THE REQUEST - For the entries below, how many lines include the word "Additionally"? Give the figure and nothing more.
--- Start of RECORD EXCERPTS ---
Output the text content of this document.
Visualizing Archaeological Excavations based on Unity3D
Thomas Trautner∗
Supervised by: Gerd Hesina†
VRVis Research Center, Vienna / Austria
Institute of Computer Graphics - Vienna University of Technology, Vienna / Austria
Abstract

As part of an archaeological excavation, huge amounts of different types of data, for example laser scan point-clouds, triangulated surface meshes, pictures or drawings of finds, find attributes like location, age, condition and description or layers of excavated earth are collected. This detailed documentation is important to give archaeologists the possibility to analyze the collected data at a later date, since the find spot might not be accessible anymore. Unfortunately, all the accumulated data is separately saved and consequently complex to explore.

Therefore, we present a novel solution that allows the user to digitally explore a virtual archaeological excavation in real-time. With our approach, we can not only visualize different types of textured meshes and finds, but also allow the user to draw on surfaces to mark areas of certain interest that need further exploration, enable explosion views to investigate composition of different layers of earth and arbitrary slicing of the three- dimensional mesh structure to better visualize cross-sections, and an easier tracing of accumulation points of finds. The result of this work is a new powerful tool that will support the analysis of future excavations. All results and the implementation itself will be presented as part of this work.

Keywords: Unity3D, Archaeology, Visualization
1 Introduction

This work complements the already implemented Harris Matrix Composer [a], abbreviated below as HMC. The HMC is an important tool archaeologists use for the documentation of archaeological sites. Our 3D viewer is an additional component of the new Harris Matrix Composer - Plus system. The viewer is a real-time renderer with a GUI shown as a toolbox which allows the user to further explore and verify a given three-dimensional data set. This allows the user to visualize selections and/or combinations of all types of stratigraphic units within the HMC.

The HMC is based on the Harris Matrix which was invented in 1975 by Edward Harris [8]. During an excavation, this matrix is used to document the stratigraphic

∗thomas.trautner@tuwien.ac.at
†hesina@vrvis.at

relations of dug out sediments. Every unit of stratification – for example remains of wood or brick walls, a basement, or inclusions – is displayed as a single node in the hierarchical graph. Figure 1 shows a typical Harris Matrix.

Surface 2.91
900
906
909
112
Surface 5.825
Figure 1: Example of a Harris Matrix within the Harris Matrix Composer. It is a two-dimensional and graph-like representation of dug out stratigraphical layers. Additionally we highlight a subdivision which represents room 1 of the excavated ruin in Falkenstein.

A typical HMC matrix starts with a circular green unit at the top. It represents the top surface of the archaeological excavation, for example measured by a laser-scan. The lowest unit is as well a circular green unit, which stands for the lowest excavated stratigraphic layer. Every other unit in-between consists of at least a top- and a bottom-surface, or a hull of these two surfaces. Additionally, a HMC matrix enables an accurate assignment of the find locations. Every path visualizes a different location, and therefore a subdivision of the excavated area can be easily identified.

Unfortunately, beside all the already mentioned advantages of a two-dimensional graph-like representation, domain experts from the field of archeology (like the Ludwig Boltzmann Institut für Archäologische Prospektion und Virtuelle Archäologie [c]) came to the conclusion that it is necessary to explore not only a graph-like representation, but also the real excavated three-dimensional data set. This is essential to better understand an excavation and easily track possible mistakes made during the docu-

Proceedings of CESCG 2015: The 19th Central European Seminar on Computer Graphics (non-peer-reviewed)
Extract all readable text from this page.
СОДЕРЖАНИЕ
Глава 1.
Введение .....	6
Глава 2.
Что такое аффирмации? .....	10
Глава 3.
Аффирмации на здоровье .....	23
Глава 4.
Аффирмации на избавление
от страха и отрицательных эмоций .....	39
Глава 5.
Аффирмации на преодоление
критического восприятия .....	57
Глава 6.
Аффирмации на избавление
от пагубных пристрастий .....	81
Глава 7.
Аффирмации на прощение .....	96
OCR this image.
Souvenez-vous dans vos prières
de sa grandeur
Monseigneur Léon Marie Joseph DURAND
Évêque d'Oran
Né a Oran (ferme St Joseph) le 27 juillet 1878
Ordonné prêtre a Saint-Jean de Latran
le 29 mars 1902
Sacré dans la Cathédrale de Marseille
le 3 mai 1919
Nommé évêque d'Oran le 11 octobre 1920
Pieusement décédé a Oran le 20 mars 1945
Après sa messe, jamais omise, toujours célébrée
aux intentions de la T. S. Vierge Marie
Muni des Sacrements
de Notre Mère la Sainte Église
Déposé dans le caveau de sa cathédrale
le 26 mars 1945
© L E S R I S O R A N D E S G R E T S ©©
--- End of RECORD EXCERPTS ---
CORRECT ANSWER - 2